:: AIM ::
Reproduce all of the data below without alteration; exclude every picture.

## begin ENTRIES SHOWN

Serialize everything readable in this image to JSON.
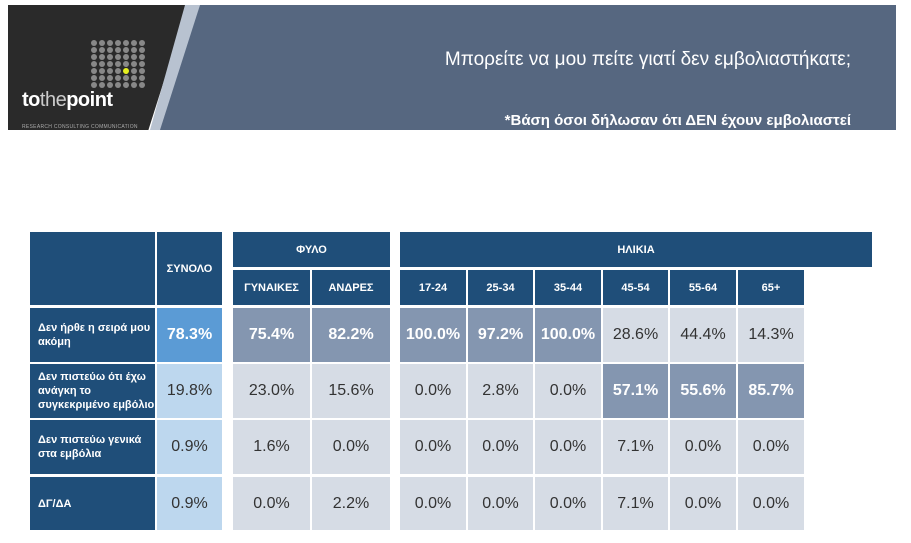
{
  "header": {
    "brand": "tothepoint",
    "brand_parts": [
      "to",
      "the",
      "point"
    ],
    "tagline": "RESEARCH CONSULTING COMMUNICATION",
    "title": "Μπορείτε να μου πείτε γιατί δεν εμβολιαστήκατε;",
    "subtitle": "*Βάση όσοι δήλωσαν ότι ΔΕΝ έχουν εμβολιαστεί"
  },
  "table": {
    "groups": {
      "total": "ΣΥΝΟΛΟ",
      "gender": "ΦΥΛΟ",
      "age": "ΗΛΙΚΙΑ"
    },
    "columns": [
      "ΓΥΝΑΙΚΕΣ",
      "ΑΝΔΡΕΣ",
      "17-24",
      "25-34",
      "35-44",
      "45-54",
      "55-64",
      "65+"
    ],
    "rows": [
      {
        "label": "Δεν ήρθε η σειρά μου ακόμη",
        "values": [
          "78.3%",
          "75.4%",
          "82.2%",
          "100.0%",
          "97.2%",
          "100.0%",
          "28.6%",
          "44.4%",
          "14.3%"
        ],
        "highlight": [
          1,
          1,
          1,
          1,
          1,
          1,
          0,
          0,
          0
        ]
      },
      {
        "label": "Δεν πιστεύω ότι έχω ανάγκη το συγκεκριμένο εμβόλιο",
        "values": [
          "19.8%",
          "23.0%",
          "15.6%",
          "0.0%",
          "2.8%",
          "0.0%",
          "57.1%",
          "55.6%",
          "85.7%"
        ],
        "highlight": [
          0,
          0,
          0,
          0,
          0,
          0,
          1,
          1,
          1
        ]
      },
      {
        "label": "Δεν πιστεύω γενικά στα εμβόλια",
        "values": [
          "0.9%",
          "1.6%",
          "0.0%",
          "0.0%",
          "0.0%",
          "0.0%",
          "7.1%",
          "0.0%",
          "0.0%"
        ],
        "highlight": [
          0,
          0,
          0,
          0,
          0,
          0,
          0,
          0,
          0
        ]
      },
      {
        "label": "ΔΓ/ΔΑ",
        "values": [
          "0.9%",
          "0.0%",
          "2.2%",
          "0.0%",
          "0.0%",
          "0.0%",
          "7.1%",
          "0.0%",
          "0.0%"
        ],
        "highlight": [
          0,
          0,
          0,
          0,
          0,
          0,
          0,
          0,
          0
        ]
      }
    ]
  }
}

## end ENTRIES SHOWN

:: WRITTEN ANSWER ::
Serialize everything readable in this image to JSON.
{
  "header": {
    "brand": "tothepoint",
    "brand_parts": [
      "to",
      "the",
      "point"
    ],
    "tagline": "RESEARCH CONSULTING COMMUNICATION",
    "title": "Μπορείτε να μου πείτε γιατί δεν εμβολιαστήκατε;",
    "subtitle": "*Βάση όσοι δήλωσαν ότι ΔΕΝ έχουν εμβολιαστεί"
  },
  "table": {
    "groups": {
      "total": "ΣΥΝΟΛΟ",
      "gender": "ΦΥΛΟ",
      "age": "ΗΛΙΚΙΑ"
    },
    "columns": [
      "ΓΥΝΑΙΚΕΣ",
      "ΑΝΔΡΕΣ",
      "17-24",
      "25-34",
      "35-44",
      "45-54",
      "55-64",
      "65+"
    ],
    "rows": [
      {
        "label": "Δεν ήρθε η σειρά μου ακόμη",
        "values": [
          "78.3%",
          "75.4%",
          "82.2%",
          "100.0%",
          "97.2%",
          "100.0%",
          "28.6%",
          "44.4%",
          "14.3%"
        ],
        "highlight": [
          1,
          1,
          1,
          1,
          1,
          1,
          0,
          0,
          0
        ]
      },
      {
        "label": "Δεν πιστεύω ότι έχω ανάγκη το συγκεκριμένο εμβόλιο",
        "values": [
          "19.8%",
          "23.0%",
          "15.6%",
          "0.0%",
          "2.8%",
          "0.0%",
          "57.1%",
          "55.6%",
          "85.7%"
        ],
        "highlight": [
          0,
          0,
          0,
          0,
          0,
          0,
          1,
          1,
          1
        ]
      },
      {
        "label": "Δεν πιστεύω γενικά στα εμβόλια",
        "values": [
          "0.9%",
          "1.6%",
          "0.0%",
          "0.0%",
          "0.0%",
          "0.0%",
          "7.1%",
          "0.0%",
          "0.0%"
        ],
        "highlight": [
          0,
          0,
          0,
          0,
          0,
          0,
          0,
          0,
          0
        ]
      },
      {
        "label": "ΔΓ/ΔΑ",
        "values": [
          "0.9%",
          "0.0%",
          "2.2%",
          "0.0%",
          "0.0%",
          "0.0%",
          "7.1%",
          "0.0%",
          "0.0%"
        ],
        "highlight": [
          0,
          0,
          0,
          0,
          0,
          0,
          0,
          0,
          0
        ]
      }
    ]
  }
}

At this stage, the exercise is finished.